• [OBJECTIVE]: Tally up the lines where the string "this" appears; reply with the number only.

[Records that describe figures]
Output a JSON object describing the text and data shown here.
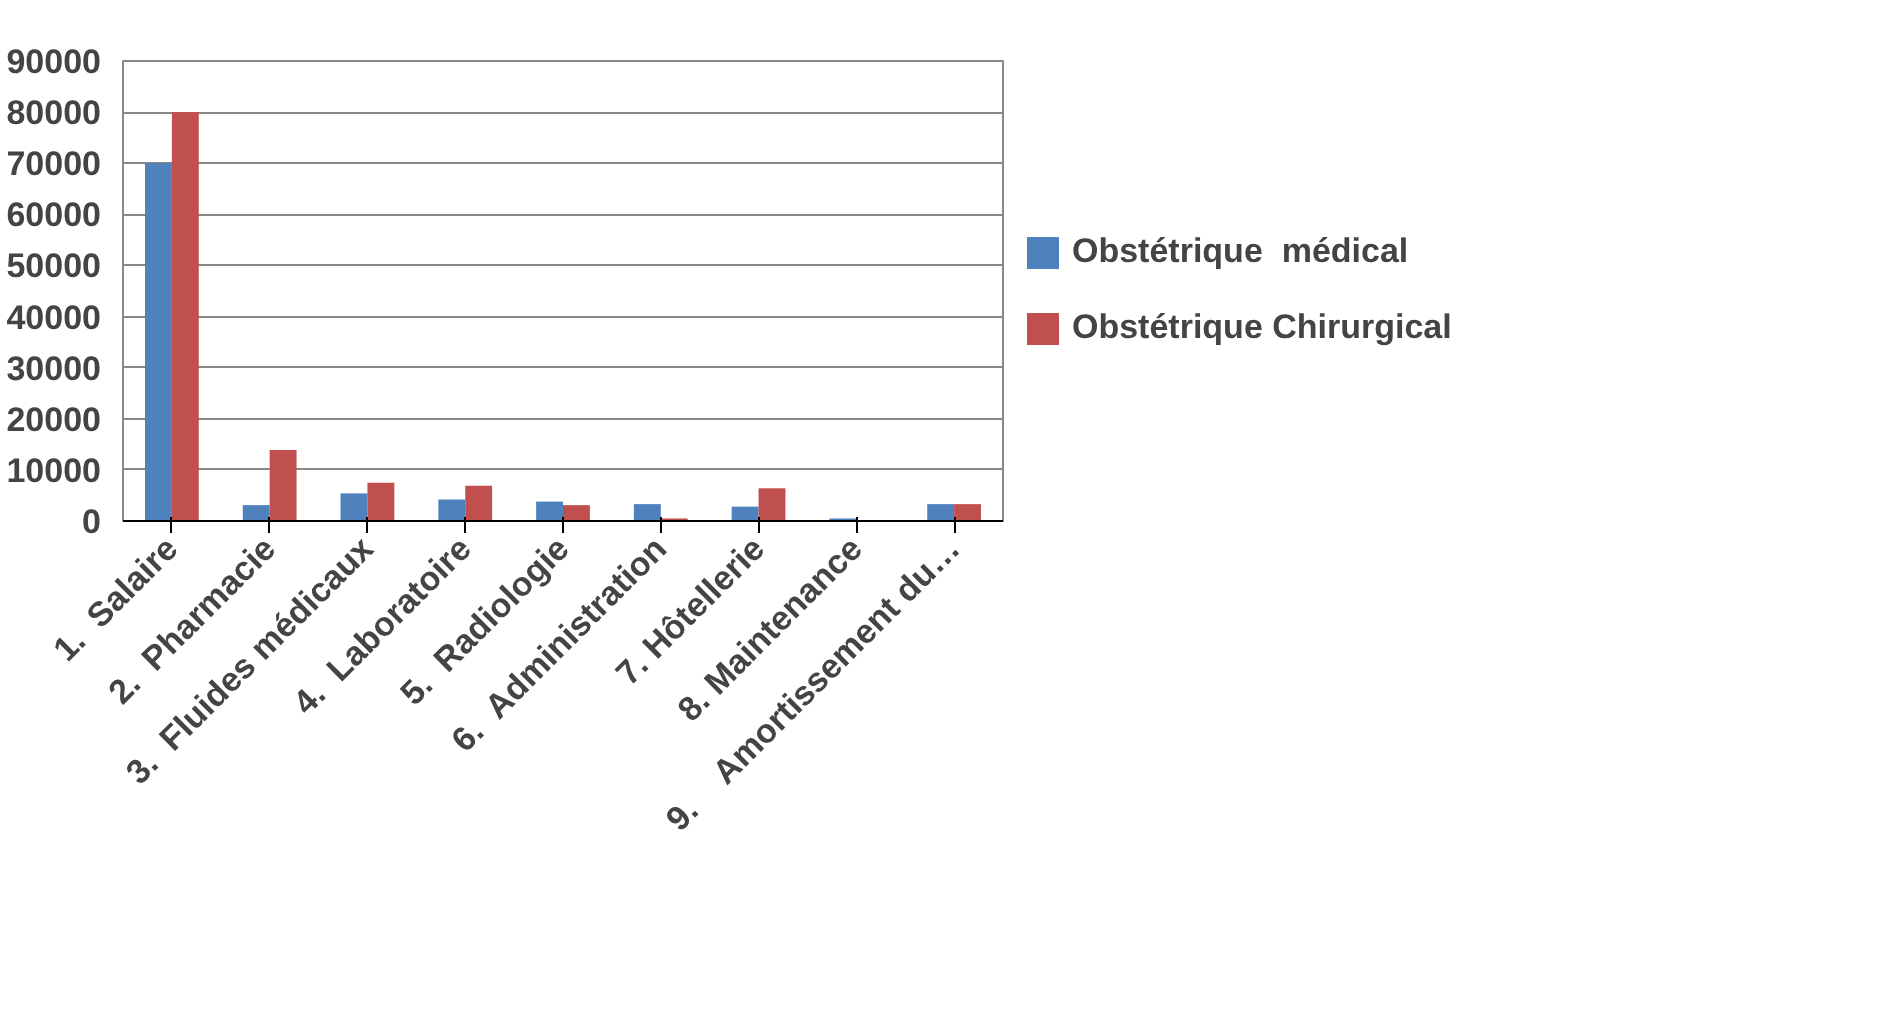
{
  "chart_data": {
    "type": "bar",
    "categories": [
      "1.  Salaire",
      "2.  Pharmacie",
      "3.  Fluides médicaux",
      "4.  Laboratoire",
      "5.  Radiologie",
      "6.  Administration",
      "7. Hôtellerie",
      "8. Maintenance",
      "9.    Amortissement du…"
    ],
    "series": [
      {
        "name": "Obstétrique  médical",
        "color": "#4f81bd",
        "values": [
          70000,
          3100,
          5400,
          4200,
          3800,
          3300,
          2800,
          500,
          3300
        ]
      },
      {
        "name": "Obstétrique Chirurgical",
        "color": "#c0504d",
        "values": [
          80000,
          13900,
          7500,
          6900,
          3100,
          500,
          6400,
          0,
          3300
        ]
      }
    ],
    "ylim": [
      0,
      90000
    ],
    "yticks": [
      0,
      10000,
      20000,
      30000,
      40000,
      50000,
      60000,
      70000,
      80000,
      90000
    ],
    "grid": "y",
    "legend": "right"
  }
}
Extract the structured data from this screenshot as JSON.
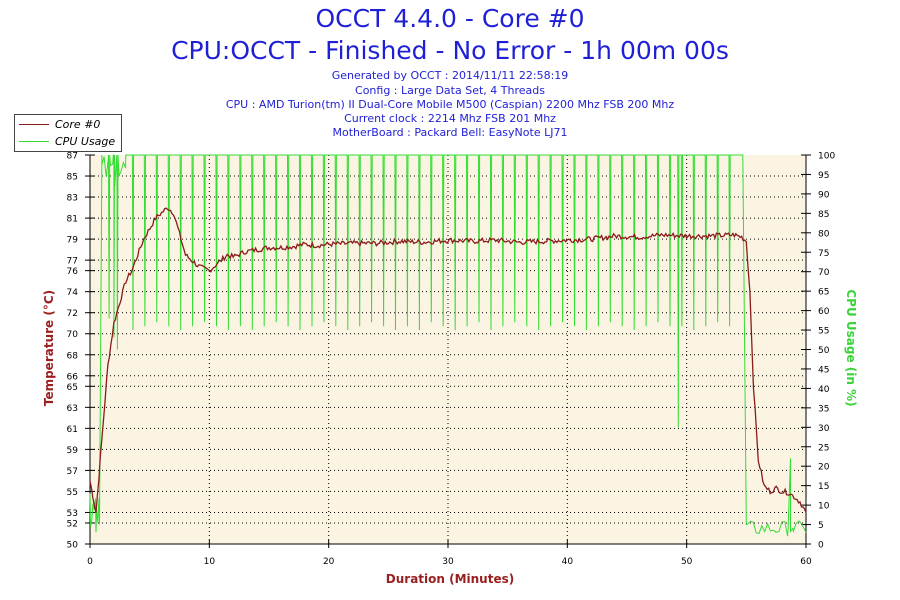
{
  "header": {
    "title": "OCCT 4.4.0 - Core #0",
    "subtitle": "CPU:OCCT - Finished - No Error - 1h 00m 00s",
    "info_lines": [
      "Generated by OCCT : 2014/11/11 22:58:19",
      "Config : Large Data Set, 4 Threads",
      "CPU : AMD Turion(tm) II Dual-Core Mobile M500 (Caspian) 2200 Mhz FSB 200 Mhz",
      "Current clock : 2214 Mhz FSB 201 Mhz",
      "MotherBoard : Packard Bell: EasyNote LJ71"
    ]
  },
  "colors": {
    "background": "#ffffff",
    "plot_background": "#fbf4e3",
    "temperature": "#8b1a1a",
    "cpu_usage": "#33dd33",
    "text_blue": "#1f1fd6",
    "axis_title_red": "#9a2020"
  },
  "chart_data": {
    "type": "line",
    "xlabel": "Duration (Minutes)",
    "ylabel": "Temperature (°C)",
    "y2label": "CPU Usage (in %)",
    "xlim": [
      0,
      60
    ],
    "ylim": [
      50,
      87
    ],
    "y2lim": [
      0,
      100
    ],
    "x_ticks": [
      0,
      10,
      20,
      30,
      40,
      50,
      60
    ],
    "y_ticks": [
      50,
      52,
      53,
      55,
      57,
      59,
      61,
      63,
      65,
      66,
      68,
      70,
      72,
      74,
      76,
      77,
      79,
      81,
      83,
      85,
      87
    ],
    "y2_ticks": [
      0,
      5,
      10,
      15,
      20,
      25,
      30,
      35,
      40,
      45,
      50,
      55,
      60,
      65,
      70,
      75,
      80,
      85,
      90,
      95,
      100
    ],
    "grid": true,
    "legend_position": "top-left",
    "series": [
      {
        "name": "Core #0",
        "axis": "left",
        "x": [
          0,
          0.5,
          1,
          1.5,
          2,
          2.5,
          3,
          3.5,
          4,
          4.5,
          5,
          5.5,
          6,
          6.5,
          7,
          7.5,
          8,
          8.5,
          9,
          9.5,
          10,
          10.5,
          11,
          11.5,
          12,
          13,
          14,
          15,
          16,
          17,
          18,
          19,
          20,
          22,
          24,
          26,
          28,
          30,
          32,
          34,
          36,
          38,
          40,
          42,
          44,
          46,
          48,
          50,
          52,
          54,
          54.6,
          55,
          55.3,
          55.6,
          56,
          56.5,
          57,
          57.5,
          58,
          58.5,
          59,
          59.5,
          60
        ],
        "values": [
          56,
          53,
          60,
          67,
          71,
          73,
          75,
          76,
          77.5,
          79,
          80,
          81,
          81.5,
          82,
          81.5,
          79.5,
          77.5,
          77,
          76.5,
          76.2,
          76,
          76.5,
          77,
          77.5,
          77.3,
          77.8,
          78,
          78.2,
          78.2,
          78.3,
          78.5,
          78.4,
          78.5,
          78.6,
          78.6,
          78.8,
          78.7,
          78.9,
          78.8,
          78.9,
          78.7,
          78.8,
          78.9,
          79,
          79.3,
          79.2,
          79.4,
          79.3,
          79.3,
          79.4,
          79.2,
          78.8,
          74,
          65,
          58,
          55.5,
          55,
          55.3,
          55,
          54.9,
          54.5,
          54,
          53
        ]
      },
      {
        "name": "CPU Usage",
        "axis": "right",
        "x": [
          0,
          0.5,
          0.8,
          1,
          1.3,
          2,
          3,
          54.4,
          54.7,
          55,
          58.5,
          58.7,
          58.9,
          60
        ],
        "values": [
          13,
          3,
          5,
          100,
          96,
          100,
          100,
          100,
          100,
          5,
          4,
          22,
          4,
          3
        ],
        "dip_x": [
          1.6,
          2.0,
          2.3,
          3.6,
          4.6,
          5.6,
          6.6,
          7.6,
          8.6,
          9.6,
          10.6,
          11.6,
          12.6,
          13.6,
          14.6,
          15.6,
          16.6,
          17.6,
          18.6,
          19.6,
          20.6,
          21.6,
          22.6,
          23.6,
          24.6,
          25.6,
          26.6,
          27.6,
          28.6,
          29.6,
          30.6,
          31.6,
          32.6,
          33.6,
          34.6,
          35.6,
          36.6,
          37.6,
          38.6,
          39.6,
          40.6,
          41.6,
          42.6,
          43.6,
          44.6,
          45.6,
          46.6,
          47.6,
          48.6,
          49.3,
          49.6,
          50.6,
          51.6,
          52.6,
          53.6
        ],
        "dip_values": [
          58,
          53,
          50,
          55,
          56,
          57,
          56,
          55,
          56,
          57,
          56,
          55,
          56,
          55,
          56,
          57,
          56,
          55,
          56,
          57,
          56,
          55,
          56,
          57,
          56,
          55,
          56,
          55,
          57,
          56,
          55,
          56,
          57,
          55,
          56,
          57,
          56,
          55,
          56,
          57,
          56,
          55,
          56,
          57,
          56,
          55,
          56,
          57,
          56,
          30,
          56,
          55,
          56,
          57,
          56
        ]
      }
    ]
  }
}
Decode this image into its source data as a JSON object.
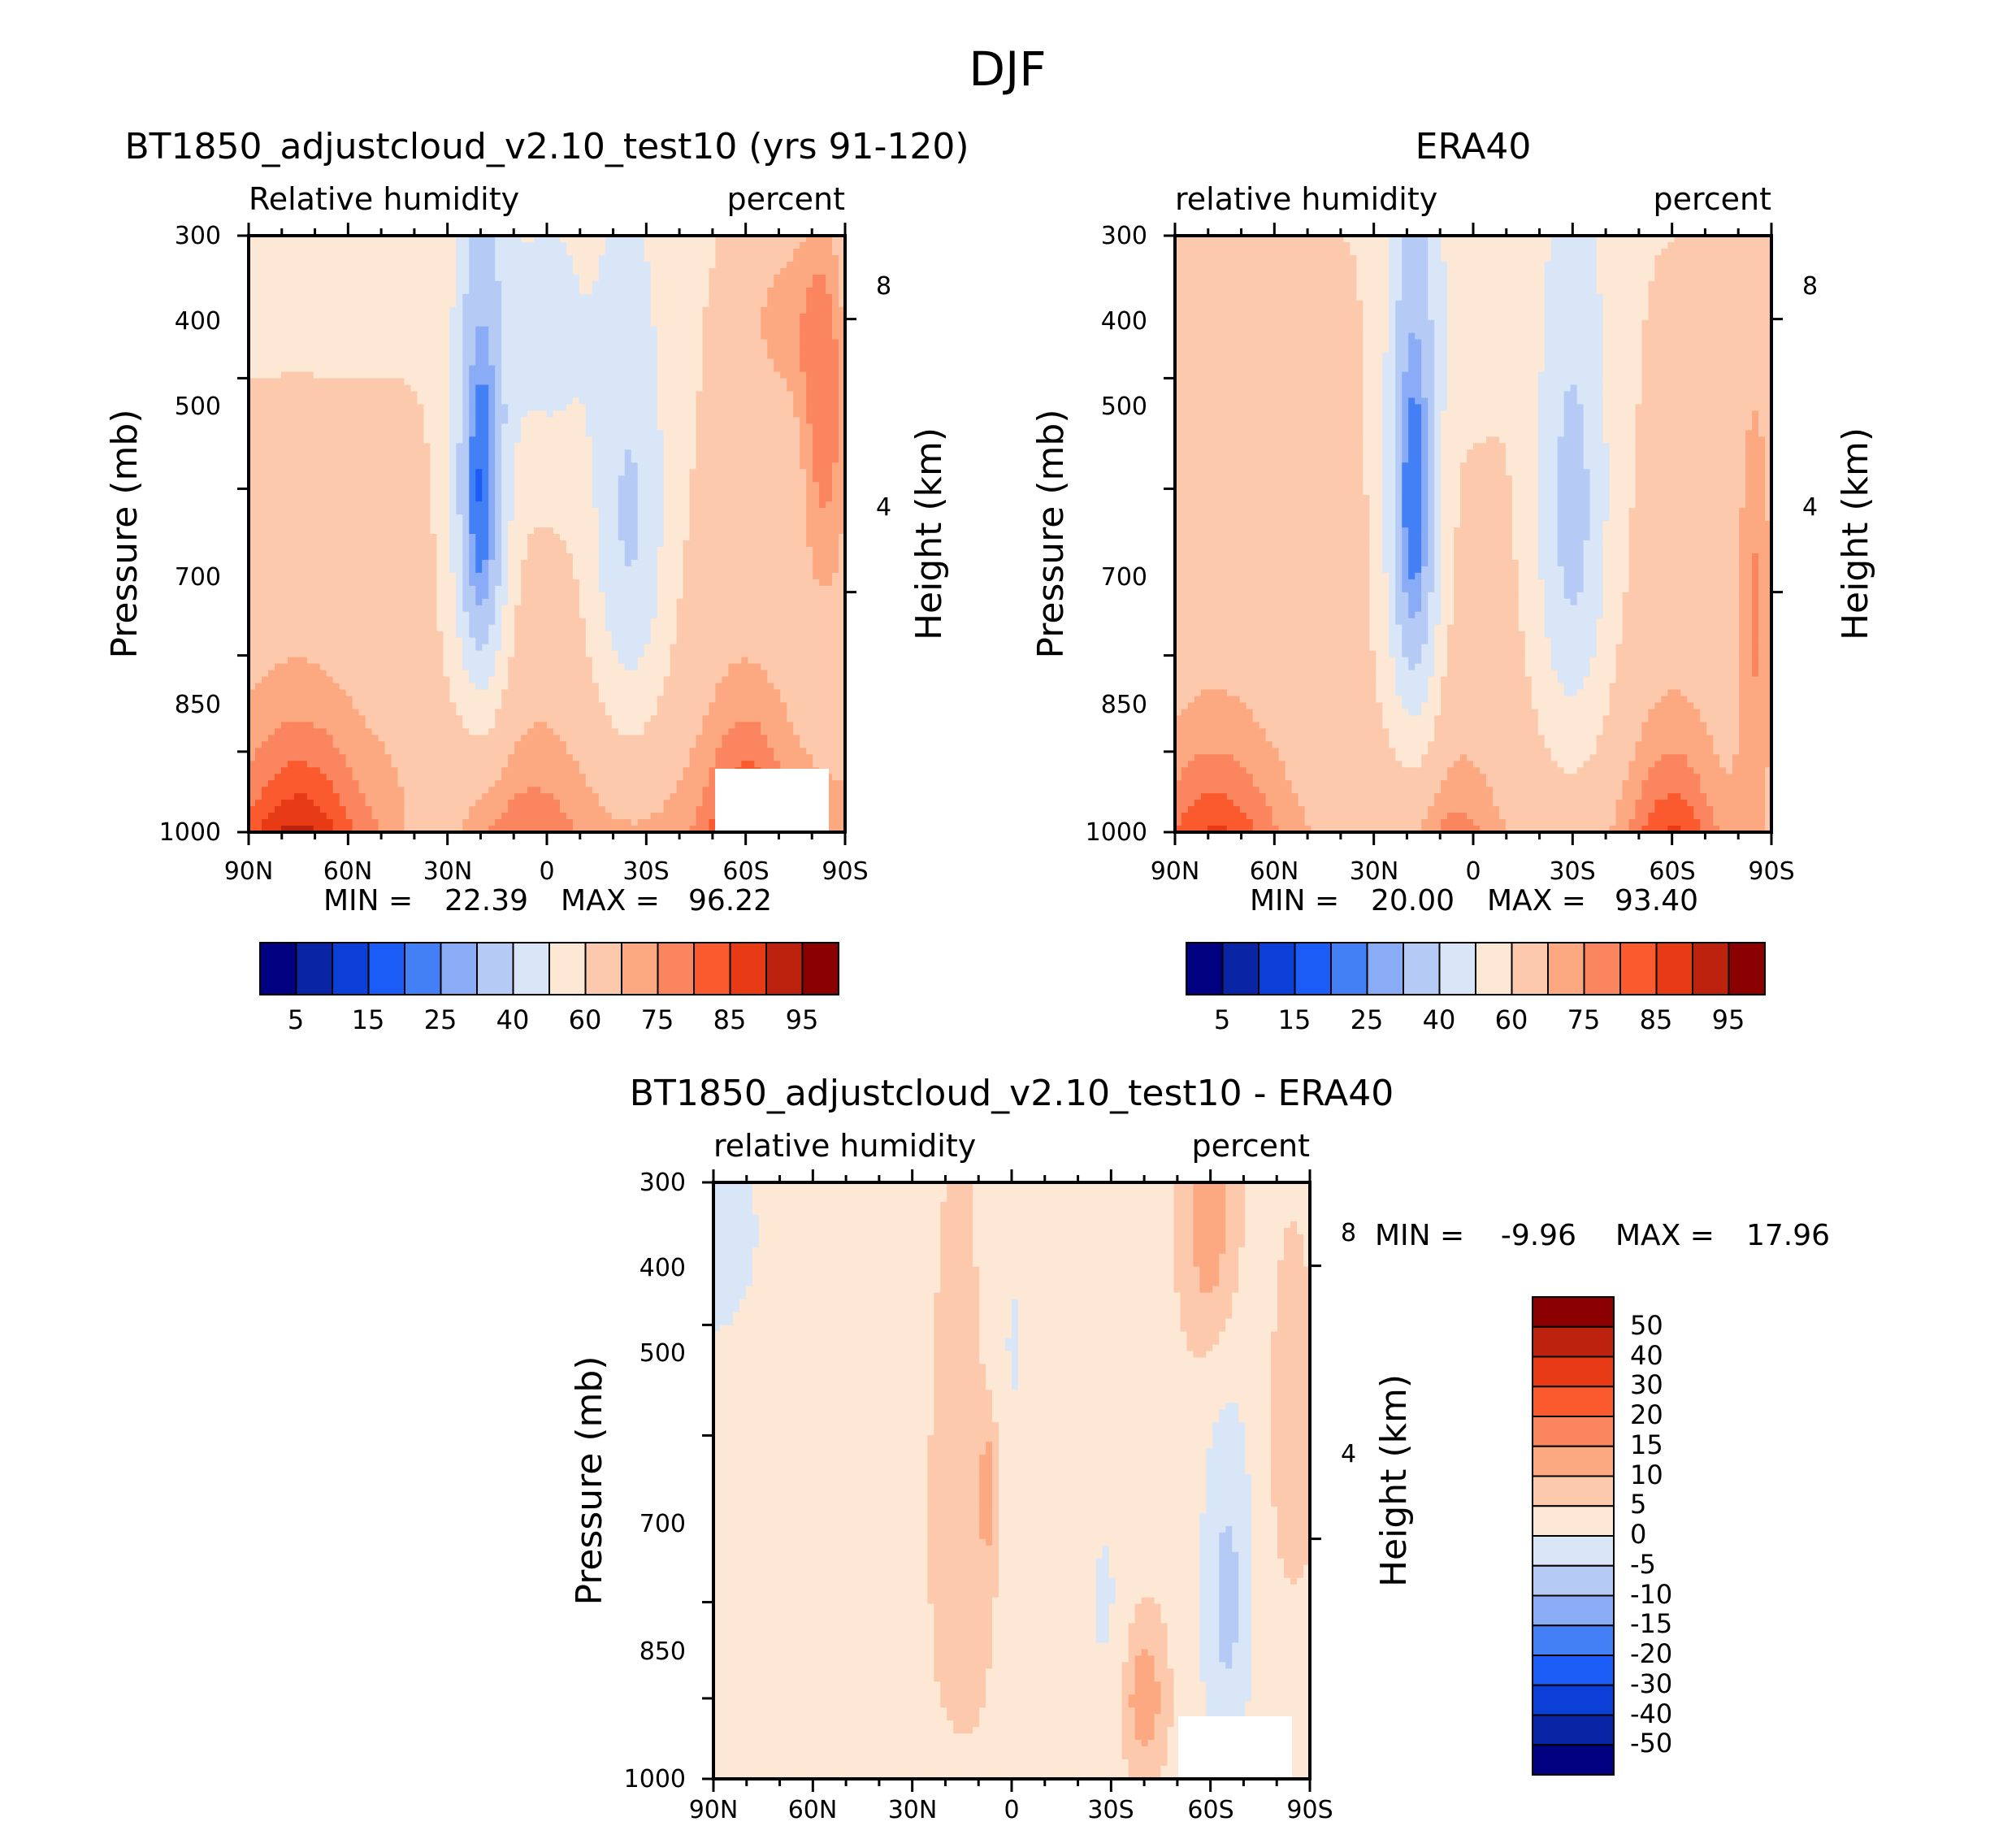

• [REPLY]: 2